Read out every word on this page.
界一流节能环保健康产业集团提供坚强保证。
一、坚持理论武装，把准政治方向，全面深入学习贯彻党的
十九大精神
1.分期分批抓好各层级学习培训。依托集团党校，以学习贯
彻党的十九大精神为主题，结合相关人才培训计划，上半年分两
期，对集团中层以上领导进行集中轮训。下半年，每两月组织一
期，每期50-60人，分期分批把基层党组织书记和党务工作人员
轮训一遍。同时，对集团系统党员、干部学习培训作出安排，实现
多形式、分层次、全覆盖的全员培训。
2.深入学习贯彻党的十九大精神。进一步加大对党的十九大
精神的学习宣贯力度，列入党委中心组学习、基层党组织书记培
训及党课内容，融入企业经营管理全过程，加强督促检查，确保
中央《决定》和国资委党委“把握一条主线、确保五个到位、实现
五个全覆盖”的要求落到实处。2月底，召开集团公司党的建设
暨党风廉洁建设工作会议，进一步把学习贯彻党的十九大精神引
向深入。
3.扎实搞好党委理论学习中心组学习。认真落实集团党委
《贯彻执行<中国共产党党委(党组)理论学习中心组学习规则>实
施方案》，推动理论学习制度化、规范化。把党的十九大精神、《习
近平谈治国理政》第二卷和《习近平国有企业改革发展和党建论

══════

* [Prompt]:
Print out the whole listing exactly as it appears.

* [Exercise output]:
Read out every word on this page.
界一流节能环保健康产业集团提供坚强保证。
一、坚持理论武装，把准政治方向，全面深入学习贯彻党的
十九大精神
1.分期分批抓好各层级学习培训。依托集团党校，以学习贯
彻党的十九大精神为主题，结合相关人才培训计划，上半年分两
期，对集团中层以上领导进行集中轮训。下半年，每两月组织一
期，每期50-60人，分期分批把基层党组织书记和党务工作人员
轮训一遍。同时，对集团系统党员、干部学习培训作出安排，实现
多形式、分层次、全覆盖的全员培训。
2.深入学习贯彻党的十九大精神。进一步加大对党的十九大
精神的学习宣贯力度，列入党委中心组学习、基层党组织书记培
训及党课内容，融入企业经营管理全过程，加强督促检查，确保
中央《决定》和国资委党委“把握一条主线、确保五个到位、实现
五个全覆盖”的要求落到实处。2月底，召开集团公司党的建设
暨党风廉洁建设工作会议，进一步把学习贯彻党的十九大精神引
向深入。
3.扎实搞好党委理论学习中心组学习。认真落实集团党委
《贯彻执行<中国共产党党委(党组)理论学习中心组学习规则>实
施方案》，推动理论学习制度化、规范化。把党的十九大精神、《习
近平谈治国理政》第二卷和《习近平国有企业改革发展和党建论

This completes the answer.